● ENTRIES:
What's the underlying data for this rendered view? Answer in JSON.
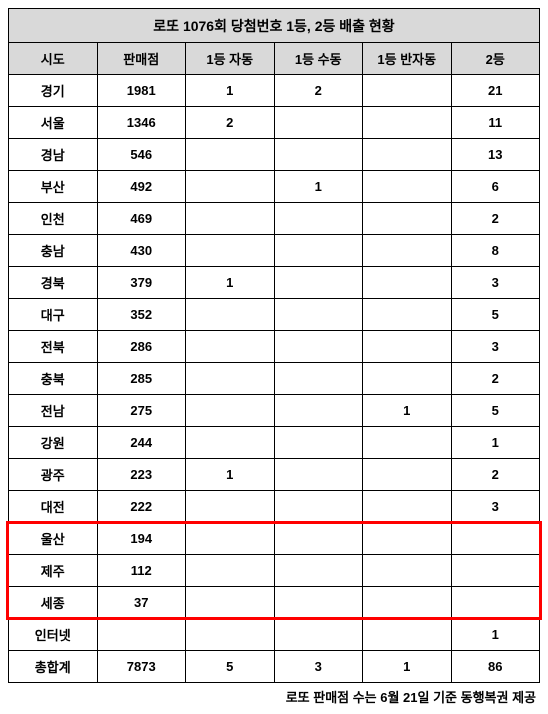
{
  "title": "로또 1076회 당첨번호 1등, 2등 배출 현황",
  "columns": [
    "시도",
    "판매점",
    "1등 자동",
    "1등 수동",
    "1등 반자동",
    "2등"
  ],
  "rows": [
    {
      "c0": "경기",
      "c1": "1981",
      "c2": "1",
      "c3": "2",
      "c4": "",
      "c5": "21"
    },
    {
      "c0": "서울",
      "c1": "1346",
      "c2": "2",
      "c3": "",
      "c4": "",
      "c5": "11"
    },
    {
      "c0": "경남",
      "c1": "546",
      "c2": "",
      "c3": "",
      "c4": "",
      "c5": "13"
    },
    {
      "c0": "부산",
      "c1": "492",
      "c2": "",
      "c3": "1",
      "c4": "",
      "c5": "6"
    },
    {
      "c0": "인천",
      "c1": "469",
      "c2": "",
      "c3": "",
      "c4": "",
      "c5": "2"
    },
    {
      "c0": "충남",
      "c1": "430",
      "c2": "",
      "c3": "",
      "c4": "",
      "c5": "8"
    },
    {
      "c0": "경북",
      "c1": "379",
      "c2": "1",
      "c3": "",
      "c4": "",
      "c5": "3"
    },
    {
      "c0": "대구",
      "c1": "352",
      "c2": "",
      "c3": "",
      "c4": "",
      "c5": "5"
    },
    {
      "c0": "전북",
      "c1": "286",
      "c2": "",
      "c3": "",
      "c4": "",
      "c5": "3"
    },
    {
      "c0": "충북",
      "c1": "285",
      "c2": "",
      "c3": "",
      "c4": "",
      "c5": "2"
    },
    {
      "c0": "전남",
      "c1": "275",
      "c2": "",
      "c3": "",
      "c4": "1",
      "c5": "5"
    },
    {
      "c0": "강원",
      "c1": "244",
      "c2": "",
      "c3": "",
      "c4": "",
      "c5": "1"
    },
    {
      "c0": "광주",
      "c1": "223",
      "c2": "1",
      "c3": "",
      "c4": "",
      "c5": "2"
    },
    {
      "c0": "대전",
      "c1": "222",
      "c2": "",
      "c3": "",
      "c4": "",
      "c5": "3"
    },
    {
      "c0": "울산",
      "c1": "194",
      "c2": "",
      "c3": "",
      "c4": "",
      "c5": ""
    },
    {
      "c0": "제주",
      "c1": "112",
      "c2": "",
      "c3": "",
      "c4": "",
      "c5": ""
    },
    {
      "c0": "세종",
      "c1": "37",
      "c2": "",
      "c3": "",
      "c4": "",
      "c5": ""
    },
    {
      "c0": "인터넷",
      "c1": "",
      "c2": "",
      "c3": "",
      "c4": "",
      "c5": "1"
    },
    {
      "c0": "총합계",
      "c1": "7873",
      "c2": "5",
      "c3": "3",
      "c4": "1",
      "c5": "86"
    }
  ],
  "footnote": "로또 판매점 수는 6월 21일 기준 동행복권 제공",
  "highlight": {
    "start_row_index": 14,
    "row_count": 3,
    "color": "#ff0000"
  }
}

---

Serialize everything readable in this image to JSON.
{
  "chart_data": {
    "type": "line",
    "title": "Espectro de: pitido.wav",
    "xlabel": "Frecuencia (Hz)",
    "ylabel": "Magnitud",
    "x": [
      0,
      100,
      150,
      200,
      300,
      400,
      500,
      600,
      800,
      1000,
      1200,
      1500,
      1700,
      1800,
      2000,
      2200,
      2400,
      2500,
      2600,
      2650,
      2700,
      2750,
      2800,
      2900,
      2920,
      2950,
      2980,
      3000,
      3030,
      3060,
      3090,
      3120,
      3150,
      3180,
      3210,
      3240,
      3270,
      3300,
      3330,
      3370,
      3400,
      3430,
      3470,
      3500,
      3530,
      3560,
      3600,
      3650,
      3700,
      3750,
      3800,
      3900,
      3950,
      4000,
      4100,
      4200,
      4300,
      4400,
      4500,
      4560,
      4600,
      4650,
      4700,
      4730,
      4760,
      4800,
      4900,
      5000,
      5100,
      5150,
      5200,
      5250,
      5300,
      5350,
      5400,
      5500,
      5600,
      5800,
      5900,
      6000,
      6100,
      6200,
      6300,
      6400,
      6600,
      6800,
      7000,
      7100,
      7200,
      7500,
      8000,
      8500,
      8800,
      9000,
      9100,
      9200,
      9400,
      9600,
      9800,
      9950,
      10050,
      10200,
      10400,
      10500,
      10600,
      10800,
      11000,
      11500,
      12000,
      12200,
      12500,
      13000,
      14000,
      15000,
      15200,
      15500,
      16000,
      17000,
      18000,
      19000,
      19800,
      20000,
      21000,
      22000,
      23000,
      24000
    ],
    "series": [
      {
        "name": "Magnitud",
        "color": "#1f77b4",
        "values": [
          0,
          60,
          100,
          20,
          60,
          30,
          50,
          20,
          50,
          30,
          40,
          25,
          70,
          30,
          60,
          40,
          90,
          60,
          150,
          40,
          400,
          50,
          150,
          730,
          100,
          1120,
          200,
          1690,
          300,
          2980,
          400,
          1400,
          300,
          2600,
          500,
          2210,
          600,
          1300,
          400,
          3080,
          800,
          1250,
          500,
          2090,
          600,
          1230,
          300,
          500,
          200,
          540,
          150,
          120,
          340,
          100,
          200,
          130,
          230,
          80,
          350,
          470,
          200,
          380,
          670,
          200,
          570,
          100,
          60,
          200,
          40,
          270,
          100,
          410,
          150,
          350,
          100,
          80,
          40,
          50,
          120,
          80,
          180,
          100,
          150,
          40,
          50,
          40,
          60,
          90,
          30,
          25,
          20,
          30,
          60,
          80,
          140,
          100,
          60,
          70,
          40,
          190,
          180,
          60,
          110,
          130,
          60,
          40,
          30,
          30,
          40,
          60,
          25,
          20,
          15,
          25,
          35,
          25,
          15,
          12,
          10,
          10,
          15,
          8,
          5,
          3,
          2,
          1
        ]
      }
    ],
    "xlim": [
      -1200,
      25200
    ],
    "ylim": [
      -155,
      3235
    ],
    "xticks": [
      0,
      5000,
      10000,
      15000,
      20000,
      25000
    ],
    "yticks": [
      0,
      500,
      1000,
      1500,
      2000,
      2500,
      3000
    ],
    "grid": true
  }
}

● REQUIRED TASK: Read through the lines above and collect those that contain the string "this".

● THE OUTPUT:
What's the underlying data for this rendered view? Answer in JSON.
Serialize everything readable in this image to JSON.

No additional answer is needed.